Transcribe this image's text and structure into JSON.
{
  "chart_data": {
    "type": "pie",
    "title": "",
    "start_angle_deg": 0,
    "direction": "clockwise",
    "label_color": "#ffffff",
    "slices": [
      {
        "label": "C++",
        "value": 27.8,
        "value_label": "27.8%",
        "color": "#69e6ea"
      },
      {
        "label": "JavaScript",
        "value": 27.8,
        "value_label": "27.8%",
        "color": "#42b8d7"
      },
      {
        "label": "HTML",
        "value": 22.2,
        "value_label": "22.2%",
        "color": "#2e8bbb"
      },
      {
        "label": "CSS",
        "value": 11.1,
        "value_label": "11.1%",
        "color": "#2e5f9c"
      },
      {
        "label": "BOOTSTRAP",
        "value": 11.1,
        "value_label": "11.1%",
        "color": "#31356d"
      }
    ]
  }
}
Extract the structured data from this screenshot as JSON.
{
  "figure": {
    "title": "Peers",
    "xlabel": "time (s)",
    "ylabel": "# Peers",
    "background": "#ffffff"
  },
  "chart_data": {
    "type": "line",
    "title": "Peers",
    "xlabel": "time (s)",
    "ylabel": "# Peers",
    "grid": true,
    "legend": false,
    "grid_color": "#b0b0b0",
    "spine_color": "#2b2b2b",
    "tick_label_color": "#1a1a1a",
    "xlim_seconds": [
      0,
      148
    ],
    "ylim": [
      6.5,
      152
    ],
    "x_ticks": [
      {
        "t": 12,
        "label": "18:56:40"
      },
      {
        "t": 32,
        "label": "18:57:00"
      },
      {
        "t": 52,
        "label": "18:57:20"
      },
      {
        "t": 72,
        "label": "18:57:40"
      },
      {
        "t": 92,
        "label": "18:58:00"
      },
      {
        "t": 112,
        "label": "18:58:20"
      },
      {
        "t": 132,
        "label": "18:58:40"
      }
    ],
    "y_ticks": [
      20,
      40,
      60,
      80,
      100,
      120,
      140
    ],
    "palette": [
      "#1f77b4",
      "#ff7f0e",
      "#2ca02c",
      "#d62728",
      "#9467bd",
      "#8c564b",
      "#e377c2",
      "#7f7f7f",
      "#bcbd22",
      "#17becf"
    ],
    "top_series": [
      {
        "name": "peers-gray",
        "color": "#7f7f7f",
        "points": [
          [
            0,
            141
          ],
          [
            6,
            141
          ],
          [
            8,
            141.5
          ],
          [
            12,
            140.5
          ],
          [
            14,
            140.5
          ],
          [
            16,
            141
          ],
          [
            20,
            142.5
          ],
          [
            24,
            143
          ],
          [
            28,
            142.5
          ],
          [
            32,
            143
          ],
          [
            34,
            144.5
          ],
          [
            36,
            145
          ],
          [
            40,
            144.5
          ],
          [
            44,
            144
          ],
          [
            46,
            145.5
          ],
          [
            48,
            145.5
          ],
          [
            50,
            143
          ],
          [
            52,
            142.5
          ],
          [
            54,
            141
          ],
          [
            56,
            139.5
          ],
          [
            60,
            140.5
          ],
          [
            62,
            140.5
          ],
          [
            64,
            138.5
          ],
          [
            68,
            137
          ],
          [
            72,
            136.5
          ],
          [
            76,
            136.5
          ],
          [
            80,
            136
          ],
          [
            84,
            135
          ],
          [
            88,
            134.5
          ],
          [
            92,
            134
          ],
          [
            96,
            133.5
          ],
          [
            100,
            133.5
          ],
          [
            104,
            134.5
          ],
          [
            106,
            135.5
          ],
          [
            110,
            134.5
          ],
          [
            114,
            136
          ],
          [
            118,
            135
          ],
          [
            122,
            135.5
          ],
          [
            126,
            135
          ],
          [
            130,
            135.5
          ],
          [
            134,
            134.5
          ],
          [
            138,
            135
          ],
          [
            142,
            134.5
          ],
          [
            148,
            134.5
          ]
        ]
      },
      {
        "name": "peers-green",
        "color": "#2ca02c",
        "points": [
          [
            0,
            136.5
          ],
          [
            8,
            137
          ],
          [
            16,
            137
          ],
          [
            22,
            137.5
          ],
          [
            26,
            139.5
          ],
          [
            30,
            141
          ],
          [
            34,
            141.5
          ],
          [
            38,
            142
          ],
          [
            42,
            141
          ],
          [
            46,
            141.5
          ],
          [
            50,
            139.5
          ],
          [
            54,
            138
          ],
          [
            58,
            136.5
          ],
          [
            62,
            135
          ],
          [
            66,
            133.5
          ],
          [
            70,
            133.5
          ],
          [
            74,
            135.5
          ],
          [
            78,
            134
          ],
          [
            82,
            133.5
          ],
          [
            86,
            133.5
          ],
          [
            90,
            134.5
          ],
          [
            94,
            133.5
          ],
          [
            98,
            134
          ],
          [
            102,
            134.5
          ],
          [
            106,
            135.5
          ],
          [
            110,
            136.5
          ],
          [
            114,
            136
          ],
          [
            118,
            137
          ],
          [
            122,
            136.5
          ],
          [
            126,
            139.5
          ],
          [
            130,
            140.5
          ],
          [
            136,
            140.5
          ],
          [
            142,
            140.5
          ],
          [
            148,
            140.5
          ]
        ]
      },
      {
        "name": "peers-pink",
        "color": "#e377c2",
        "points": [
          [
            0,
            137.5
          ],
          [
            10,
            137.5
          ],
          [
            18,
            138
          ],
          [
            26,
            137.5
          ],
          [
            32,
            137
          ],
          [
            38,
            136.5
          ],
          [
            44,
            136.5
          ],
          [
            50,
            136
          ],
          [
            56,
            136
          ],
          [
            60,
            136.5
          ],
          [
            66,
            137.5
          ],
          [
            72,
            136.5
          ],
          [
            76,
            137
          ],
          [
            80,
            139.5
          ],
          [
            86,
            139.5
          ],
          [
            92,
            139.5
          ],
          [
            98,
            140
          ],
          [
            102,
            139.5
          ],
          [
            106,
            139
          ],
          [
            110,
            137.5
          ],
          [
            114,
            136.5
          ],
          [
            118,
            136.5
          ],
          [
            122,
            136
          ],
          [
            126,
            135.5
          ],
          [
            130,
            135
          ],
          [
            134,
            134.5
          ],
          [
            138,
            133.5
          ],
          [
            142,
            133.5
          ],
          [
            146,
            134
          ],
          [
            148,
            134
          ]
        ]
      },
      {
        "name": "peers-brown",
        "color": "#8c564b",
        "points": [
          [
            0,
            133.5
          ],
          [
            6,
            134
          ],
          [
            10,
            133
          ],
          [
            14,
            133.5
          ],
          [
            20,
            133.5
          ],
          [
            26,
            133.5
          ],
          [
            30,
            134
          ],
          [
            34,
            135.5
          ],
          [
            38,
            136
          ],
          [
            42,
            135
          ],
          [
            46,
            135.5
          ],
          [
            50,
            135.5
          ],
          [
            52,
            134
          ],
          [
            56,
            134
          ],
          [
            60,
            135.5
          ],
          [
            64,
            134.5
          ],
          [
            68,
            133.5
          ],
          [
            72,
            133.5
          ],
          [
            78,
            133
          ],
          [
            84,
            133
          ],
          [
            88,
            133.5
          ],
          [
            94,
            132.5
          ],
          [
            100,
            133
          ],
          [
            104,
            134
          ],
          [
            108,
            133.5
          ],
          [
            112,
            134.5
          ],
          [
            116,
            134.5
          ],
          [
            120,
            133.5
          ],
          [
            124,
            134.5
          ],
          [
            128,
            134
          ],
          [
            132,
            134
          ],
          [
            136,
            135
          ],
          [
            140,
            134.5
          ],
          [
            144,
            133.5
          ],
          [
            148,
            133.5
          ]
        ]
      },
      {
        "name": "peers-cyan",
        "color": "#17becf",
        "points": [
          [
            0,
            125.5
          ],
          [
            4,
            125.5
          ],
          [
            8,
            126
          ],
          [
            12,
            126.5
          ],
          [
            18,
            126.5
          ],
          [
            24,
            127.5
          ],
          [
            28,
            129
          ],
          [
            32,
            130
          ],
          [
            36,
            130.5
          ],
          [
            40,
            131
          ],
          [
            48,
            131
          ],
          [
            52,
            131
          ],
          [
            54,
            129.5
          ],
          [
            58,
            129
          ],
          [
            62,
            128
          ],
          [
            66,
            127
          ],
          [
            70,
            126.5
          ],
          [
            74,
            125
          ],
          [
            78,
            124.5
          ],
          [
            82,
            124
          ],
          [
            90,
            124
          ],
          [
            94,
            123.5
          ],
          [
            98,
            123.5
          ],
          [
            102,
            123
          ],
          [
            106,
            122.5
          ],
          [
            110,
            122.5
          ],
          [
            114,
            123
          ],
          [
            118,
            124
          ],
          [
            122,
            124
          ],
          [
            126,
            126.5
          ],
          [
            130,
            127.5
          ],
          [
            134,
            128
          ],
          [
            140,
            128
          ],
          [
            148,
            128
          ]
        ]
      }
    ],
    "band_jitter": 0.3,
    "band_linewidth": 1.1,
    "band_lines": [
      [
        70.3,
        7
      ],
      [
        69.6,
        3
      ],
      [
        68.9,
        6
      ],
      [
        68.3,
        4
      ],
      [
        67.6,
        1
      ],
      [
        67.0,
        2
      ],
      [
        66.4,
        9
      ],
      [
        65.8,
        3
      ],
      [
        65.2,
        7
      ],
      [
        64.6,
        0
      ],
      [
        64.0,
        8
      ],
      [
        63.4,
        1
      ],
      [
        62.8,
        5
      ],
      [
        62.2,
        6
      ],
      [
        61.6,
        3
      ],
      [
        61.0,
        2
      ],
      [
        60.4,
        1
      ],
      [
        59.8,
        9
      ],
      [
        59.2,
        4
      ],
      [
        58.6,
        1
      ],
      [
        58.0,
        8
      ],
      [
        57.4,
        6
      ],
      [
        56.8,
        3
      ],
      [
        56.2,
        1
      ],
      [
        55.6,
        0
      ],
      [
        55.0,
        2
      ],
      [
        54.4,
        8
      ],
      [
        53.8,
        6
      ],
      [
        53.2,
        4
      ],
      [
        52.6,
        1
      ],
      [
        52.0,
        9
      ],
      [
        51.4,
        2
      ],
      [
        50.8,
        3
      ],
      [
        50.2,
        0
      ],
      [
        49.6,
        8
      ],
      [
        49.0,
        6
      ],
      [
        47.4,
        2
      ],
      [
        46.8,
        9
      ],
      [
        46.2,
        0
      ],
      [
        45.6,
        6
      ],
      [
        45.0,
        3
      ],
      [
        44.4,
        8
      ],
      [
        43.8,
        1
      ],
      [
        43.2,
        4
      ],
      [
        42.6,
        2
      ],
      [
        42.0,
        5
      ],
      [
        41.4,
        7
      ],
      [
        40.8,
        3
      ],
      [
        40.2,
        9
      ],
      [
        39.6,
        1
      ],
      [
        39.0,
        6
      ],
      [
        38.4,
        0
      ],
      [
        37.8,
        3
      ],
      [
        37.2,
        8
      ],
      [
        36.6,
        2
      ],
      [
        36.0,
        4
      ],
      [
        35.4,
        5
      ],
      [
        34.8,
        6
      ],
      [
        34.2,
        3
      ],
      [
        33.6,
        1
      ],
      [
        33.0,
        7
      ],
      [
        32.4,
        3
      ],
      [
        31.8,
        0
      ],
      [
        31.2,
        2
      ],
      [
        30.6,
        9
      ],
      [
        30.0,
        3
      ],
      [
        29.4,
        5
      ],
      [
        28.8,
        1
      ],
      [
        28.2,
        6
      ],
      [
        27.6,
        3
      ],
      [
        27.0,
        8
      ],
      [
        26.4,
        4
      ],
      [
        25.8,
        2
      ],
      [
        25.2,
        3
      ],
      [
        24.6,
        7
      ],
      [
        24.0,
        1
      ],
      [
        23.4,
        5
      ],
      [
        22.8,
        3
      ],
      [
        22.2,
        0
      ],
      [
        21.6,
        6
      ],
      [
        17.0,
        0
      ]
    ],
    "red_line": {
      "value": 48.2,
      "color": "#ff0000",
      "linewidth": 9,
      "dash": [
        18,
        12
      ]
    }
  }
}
★ ★ ★ ★ ★ ★ ★
*Exercise objective*. Report every line containing the word "JSON" from the listing above.

*Solution*.
Transcribe this image's text and structure into JSON.
Extract the structured data from this screenshot as JSON.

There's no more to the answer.